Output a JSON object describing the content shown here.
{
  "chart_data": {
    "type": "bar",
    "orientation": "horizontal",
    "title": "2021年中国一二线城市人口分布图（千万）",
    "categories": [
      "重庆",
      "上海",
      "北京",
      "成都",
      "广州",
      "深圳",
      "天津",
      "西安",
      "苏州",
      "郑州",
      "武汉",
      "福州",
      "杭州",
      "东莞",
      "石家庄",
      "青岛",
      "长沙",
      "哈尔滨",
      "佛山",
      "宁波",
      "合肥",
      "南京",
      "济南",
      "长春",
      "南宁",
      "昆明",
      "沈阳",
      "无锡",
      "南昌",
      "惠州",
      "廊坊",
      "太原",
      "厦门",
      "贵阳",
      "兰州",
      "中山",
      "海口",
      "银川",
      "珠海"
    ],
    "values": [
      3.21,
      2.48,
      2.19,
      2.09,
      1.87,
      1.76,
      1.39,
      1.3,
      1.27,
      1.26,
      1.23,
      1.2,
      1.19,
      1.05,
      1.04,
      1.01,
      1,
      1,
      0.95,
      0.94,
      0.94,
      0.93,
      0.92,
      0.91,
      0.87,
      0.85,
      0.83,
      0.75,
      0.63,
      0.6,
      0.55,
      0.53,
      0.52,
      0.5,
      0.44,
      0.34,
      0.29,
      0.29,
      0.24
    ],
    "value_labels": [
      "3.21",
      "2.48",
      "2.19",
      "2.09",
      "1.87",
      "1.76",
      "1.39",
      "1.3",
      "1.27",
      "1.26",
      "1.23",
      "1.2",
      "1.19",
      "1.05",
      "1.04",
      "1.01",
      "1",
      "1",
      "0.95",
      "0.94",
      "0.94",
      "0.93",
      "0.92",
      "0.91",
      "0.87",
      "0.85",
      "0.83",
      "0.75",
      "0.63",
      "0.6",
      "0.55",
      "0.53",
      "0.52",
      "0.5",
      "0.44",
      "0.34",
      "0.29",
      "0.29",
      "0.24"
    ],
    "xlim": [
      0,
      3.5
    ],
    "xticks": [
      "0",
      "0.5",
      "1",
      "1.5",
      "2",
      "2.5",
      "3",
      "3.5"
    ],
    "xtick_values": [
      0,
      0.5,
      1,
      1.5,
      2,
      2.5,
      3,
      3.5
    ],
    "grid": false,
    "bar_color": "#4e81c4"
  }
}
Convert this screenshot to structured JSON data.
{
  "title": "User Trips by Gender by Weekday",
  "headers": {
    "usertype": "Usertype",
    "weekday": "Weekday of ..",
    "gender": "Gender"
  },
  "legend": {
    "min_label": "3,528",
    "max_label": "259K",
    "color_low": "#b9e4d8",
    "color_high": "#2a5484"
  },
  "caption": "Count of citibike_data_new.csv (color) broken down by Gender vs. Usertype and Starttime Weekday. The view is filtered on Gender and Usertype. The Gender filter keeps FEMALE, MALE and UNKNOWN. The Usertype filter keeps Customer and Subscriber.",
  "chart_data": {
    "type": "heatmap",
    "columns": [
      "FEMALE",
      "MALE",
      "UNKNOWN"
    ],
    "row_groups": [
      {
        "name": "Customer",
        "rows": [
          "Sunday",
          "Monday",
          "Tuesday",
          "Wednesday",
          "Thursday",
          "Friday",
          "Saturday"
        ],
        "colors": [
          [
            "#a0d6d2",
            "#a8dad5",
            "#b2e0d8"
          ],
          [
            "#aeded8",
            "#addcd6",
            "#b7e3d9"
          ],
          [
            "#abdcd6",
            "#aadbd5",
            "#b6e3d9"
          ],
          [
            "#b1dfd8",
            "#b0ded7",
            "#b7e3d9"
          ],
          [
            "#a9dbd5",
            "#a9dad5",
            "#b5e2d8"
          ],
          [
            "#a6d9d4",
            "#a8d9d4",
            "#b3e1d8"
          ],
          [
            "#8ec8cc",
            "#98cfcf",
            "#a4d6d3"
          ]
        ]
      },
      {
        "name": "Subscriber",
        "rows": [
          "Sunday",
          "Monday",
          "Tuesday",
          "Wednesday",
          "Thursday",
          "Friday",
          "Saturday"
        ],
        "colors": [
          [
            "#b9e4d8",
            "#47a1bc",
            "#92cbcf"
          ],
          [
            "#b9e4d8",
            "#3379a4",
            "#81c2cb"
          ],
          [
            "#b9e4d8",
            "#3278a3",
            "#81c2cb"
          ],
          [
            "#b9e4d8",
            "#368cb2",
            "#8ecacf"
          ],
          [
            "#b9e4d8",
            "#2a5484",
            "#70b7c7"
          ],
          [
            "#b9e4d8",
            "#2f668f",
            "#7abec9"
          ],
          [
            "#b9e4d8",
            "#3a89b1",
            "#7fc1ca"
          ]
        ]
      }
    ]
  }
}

========================================

INSTRUCTION -> Search the records for the word "title" and copy every line where it occurs.

RESPONSE ->
    "title": "2021年中国一二线城市人口分布图（千万）",
  "title": "User Trips by Gender by Weekday",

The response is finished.